_Task prompt_. Select all lines in the records that include "this".

_Raw records_.
━━━━━━━━━━━━━━━━

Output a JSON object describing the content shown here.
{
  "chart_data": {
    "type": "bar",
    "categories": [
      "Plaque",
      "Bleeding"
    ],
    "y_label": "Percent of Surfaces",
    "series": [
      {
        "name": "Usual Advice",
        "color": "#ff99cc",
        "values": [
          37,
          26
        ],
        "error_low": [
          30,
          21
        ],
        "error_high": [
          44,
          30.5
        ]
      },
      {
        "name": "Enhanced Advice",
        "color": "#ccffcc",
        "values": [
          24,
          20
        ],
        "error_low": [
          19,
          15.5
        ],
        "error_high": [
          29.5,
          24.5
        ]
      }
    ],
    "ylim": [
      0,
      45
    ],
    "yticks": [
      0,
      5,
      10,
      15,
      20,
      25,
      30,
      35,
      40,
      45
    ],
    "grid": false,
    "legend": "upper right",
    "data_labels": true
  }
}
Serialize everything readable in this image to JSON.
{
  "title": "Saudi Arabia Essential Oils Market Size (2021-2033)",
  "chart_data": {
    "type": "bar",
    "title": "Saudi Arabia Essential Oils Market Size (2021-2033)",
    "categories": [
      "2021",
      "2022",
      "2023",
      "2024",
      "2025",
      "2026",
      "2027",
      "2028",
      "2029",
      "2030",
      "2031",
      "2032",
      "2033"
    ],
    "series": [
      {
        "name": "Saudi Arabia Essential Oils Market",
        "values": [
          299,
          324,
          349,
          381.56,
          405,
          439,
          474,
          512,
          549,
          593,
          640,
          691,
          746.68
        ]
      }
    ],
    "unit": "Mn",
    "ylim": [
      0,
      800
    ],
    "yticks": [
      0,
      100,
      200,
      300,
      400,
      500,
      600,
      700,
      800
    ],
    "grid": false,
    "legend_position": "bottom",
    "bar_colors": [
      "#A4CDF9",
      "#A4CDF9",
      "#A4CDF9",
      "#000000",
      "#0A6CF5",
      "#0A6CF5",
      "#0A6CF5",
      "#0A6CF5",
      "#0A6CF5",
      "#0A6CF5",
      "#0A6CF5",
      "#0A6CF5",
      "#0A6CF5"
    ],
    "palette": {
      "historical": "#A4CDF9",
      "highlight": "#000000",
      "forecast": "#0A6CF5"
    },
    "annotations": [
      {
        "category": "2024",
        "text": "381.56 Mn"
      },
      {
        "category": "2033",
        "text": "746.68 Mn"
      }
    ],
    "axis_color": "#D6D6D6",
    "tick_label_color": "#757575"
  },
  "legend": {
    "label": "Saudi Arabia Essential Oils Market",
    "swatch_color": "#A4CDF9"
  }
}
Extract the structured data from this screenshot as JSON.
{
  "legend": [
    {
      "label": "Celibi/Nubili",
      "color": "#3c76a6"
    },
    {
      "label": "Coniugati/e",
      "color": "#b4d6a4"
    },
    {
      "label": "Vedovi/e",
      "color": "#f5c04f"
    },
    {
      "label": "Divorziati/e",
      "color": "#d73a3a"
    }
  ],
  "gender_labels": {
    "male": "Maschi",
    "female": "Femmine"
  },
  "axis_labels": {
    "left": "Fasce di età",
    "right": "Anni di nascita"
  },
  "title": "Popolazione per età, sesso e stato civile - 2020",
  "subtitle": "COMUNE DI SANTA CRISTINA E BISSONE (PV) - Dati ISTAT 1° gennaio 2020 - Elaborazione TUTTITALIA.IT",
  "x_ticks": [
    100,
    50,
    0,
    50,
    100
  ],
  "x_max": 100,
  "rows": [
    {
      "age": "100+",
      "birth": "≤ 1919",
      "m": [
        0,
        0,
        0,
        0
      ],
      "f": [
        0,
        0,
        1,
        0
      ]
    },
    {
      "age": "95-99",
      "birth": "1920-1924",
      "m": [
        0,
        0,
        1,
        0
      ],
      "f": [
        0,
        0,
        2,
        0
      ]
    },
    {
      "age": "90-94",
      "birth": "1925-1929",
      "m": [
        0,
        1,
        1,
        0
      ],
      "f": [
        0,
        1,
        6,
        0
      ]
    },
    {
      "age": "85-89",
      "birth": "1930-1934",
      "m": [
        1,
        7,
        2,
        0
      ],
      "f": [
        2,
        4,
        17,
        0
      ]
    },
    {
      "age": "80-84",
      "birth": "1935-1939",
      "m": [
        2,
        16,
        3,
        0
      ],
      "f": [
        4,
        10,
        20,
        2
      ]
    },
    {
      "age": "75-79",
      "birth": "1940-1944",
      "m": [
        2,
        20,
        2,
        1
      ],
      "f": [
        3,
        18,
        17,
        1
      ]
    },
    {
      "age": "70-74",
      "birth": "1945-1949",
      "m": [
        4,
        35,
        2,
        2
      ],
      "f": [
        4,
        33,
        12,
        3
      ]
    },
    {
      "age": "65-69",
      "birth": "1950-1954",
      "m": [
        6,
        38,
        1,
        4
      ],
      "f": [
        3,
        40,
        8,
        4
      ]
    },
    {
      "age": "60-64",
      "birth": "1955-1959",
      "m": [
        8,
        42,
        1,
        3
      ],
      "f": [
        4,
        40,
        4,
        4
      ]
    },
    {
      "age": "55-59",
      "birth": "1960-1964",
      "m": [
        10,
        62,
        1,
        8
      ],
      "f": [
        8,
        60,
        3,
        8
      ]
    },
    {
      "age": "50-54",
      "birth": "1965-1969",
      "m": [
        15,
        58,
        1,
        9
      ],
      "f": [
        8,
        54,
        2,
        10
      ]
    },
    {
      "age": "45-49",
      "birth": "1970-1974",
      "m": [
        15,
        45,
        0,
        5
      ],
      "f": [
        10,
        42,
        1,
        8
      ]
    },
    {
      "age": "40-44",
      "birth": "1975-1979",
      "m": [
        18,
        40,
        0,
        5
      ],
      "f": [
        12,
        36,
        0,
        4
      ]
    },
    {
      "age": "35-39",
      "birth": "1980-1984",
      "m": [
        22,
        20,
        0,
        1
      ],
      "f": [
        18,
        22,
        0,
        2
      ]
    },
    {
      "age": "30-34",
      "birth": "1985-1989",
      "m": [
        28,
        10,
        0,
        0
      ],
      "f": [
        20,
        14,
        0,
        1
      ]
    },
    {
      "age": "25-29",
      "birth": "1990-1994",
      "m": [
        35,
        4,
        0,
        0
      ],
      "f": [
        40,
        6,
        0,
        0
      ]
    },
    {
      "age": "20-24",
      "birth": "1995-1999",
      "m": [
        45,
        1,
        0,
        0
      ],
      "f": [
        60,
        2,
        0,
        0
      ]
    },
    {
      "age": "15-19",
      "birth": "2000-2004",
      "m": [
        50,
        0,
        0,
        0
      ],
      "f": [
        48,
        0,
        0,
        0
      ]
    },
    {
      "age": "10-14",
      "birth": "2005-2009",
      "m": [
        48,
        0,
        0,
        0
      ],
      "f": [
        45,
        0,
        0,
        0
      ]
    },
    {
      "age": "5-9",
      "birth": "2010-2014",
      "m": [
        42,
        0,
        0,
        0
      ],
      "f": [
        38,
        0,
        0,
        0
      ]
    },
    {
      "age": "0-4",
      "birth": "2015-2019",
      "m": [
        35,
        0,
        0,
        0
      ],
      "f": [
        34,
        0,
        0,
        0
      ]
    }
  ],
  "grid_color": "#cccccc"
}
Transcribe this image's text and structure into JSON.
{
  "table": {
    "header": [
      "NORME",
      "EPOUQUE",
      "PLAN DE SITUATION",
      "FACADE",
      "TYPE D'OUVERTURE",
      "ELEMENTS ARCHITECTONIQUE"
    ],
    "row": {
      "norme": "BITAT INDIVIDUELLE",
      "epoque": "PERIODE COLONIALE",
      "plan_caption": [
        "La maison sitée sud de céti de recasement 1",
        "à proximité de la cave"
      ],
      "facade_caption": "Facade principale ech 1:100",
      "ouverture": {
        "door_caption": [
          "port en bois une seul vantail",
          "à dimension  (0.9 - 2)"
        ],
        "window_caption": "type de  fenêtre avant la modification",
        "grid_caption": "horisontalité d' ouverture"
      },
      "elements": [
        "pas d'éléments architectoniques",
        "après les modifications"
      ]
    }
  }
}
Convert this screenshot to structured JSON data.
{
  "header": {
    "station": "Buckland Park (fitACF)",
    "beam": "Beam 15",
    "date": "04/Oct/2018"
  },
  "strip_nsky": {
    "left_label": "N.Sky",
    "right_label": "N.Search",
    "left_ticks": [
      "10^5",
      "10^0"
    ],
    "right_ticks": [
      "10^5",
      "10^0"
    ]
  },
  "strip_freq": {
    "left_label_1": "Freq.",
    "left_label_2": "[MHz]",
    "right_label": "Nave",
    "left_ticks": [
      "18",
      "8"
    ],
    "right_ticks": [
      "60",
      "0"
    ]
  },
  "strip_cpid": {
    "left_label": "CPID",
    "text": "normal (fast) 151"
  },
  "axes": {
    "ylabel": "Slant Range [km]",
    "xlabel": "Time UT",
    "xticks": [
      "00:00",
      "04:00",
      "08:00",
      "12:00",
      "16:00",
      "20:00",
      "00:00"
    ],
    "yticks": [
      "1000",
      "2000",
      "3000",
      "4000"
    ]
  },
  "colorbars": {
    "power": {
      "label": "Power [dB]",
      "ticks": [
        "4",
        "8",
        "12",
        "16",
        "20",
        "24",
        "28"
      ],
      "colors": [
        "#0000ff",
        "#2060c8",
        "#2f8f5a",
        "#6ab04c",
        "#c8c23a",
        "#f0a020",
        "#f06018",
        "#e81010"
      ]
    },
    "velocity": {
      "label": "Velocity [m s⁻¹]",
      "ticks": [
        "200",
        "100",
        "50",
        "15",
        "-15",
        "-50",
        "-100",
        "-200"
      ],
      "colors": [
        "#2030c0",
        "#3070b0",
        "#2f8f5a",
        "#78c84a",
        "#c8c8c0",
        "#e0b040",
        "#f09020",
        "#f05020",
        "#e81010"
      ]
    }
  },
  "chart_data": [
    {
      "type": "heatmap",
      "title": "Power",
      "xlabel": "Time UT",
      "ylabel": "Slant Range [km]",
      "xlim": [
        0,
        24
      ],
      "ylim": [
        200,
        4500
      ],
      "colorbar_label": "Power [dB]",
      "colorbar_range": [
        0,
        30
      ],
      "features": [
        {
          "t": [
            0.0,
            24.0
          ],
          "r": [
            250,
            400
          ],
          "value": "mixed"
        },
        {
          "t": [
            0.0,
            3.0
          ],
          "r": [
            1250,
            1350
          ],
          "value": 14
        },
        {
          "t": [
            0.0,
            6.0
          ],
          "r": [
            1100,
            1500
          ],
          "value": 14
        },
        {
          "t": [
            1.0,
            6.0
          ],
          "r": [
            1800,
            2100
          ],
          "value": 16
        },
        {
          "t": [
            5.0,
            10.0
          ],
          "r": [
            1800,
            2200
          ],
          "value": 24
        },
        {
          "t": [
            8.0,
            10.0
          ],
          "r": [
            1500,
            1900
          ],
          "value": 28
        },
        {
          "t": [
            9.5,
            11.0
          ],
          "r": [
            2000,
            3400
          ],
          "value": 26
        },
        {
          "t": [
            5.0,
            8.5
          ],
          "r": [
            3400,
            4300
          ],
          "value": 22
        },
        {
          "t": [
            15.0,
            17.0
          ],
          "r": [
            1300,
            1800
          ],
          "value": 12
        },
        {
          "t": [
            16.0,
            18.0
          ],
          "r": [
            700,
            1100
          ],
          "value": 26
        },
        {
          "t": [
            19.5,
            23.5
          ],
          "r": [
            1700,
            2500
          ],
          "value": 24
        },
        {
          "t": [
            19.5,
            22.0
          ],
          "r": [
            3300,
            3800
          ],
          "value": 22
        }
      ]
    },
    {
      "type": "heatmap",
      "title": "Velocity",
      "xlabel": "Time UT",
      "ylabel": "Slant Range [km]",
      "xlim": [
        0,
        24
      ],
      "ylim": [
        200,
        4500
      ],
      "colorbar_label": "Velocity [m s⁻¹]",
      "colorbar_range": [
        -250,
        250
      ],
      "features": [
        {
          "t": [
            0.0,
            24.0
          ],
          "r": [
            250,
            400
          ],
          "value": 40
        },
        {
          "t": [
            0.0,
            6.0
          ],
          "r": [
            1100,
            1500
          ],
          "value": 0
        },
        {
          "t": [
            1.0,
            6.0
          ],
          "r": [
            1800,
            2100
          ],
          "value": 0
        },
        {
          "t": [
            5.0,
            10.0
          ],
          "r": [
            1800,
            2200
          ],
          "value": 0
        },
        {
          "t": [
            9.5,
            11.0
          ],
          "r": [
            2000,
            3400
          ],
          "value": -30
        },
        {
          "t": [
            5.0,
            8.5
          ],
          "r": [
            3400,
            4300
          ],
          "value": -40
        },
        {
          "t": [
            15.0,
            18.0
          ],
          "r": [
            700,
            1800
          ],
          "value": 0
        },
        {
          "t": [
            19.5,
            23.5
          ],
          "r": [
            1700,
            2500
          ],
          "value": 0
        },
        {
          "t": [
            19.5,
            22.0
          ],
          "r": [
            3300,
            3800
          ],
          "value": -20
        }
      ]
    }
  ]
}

━━━━━━━━━━━━━━━━

_Response to the task_.
Serialize everything readable in this image to JSON.
Extract the structured data from this screenshot as JSON.
Transcribe this image's text and structure into JSON.
Convert this screenshot to structured JSON data.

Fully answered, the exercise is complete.